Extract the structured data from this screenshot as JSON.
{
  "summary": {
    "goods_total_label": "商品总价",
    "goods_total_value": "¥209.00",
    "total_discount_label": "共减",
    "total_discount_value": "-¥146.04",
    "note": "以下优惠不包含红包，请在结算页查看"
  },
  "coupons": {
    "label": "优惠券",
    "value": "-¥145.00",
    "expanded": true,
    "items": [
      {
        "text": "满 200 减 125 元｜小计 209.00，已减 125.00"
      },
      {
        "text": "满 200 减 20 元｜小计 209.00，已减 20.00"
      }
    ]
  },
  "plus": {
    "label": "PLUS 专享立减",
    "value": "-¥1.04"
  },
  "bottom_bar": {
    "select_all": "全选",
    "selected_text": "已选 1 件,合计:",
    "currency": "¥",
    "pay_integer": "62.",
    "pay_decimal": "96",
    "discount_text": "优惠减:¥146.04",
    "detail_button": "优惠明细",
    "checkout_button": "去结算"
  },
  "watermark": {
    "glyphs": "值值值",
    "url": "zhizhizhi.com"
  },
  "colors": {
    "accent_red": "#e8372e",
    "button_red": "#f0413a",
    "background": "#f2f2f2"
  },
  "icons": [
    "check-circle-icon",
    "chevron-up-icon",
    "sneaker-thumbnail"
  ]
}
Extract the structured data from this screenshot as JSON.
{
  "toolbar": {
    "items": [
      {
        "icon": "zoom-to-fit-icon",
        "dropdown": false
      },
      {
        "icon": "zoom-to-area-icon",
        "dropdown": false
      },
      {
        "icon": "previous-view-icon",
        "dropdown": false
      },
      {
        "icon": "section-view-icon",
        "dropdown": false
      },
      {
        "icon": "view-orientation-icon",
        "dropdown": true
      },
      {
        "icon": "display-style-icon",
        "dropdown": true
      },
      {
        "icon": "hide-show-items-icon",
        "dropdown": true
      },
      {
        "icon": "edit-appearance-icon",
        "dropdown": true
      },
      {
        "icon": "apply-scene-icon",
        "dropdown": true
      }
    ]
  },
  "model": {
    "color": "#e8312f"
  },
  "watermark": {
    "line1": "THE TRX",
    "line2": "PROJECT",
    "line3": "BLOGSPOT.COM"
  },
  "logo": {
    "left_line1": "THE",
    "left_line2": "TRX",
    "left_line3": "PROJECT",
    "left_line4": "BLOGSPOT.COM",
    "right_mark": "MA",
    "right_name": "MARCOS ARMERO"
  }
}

[Problem details]
Write out the records above again, keeping each one identical to the original.

[The reply]
Extract the structured data from this screenshot as JSON.
{
  "summary": {
    "goods_total_label": "商品总价",
    "goods_total_value": "¥209.00",
    "total_discount_label": "共减",
    "total_discount_value": "-¥146.04",
    "note": "以下优惠不包含红包，请在结算页查看"
  },
  "coupons": {
    "label": "优惠券",
    "value": "-¥145.00",
    "expanded": true,
    "items": [
      {
        "text": "满 200 减 125 元｜小计 209.00，已减 125.00"
      },
      {
        "text": "满 200 减 20 元｜小计 209.00，已减 20.00"
      }
    ]
  },
  "plus": {
    "label": "PLUS 专享立减",
    "value": "-¥1.04"
  },
  "bottom_bar": {
    "select_all": "全选",
    "selected_text": "已选 1 件,合计:",
    "currency": "¥",
    "pay_integer": "62.",
    "pay_decimal": "96",
    "discount_text": "优惠减:¥146.04",
    "detail_button": "优惠明细",
    "checkout_button": "去结算"
  },
  "watermark": {
    "glyphs": "值值值",
    "url": "zhizhizhi.com"
  },
  "colors": {
    "accent_red": "#e8372e",
    "button_red": "#f0413a",
    "background": "#f2f2f2"
  },
  "icons": [
    "check-circle-icon",
    "chevron-up-icon",
    "sneaker-thumbnail"
  ]
}
Extract the structured data from this screenshot as JSON.
{
  "toolbar": {
    "items": [
      {
        "icon": "zoom-to-fit-icon",
        "dropdown": false
      },
      {
        "icon": "zoom-to-area-icon",
        "dropdown": false
      },
      {
        "icon": "previous-view-icon",
        "dropdown": false
      },
      {
        "icon": "section-view-icon",
        "dropdown": false
      },
      {
        "icon": "view-orientation-icon",
        "dropdown": true
      },
      {
        "icon": "display-style-icon",
        "dropdown": true
      },
      {
        "icon": "hide-show-items-icon",
        "dropdown": true
      },
      {
        "icon": "edit-appearance-icon",
        "dropdown": true
      },
      {
        "icon": "apply-scene-icon",
        "dropdown": true
      }
    ]
  },
  "model": {
    "color": "#e8312f"
  },
  "watermark": {
    "line1": "THE TRX",
    "line2": "PROJECT",
    "line3": "BLOGSPOT.COM"
  },
  "logo": {
    "left_line1": "THE",
    "left_line2": "TRX",
    "left_line3": "PROJECT",
    "left_line4": "BLOGSPOT.COM",
    "right_mark": "MA",
    "right_name": "MARCOS ARMERO"
  }
}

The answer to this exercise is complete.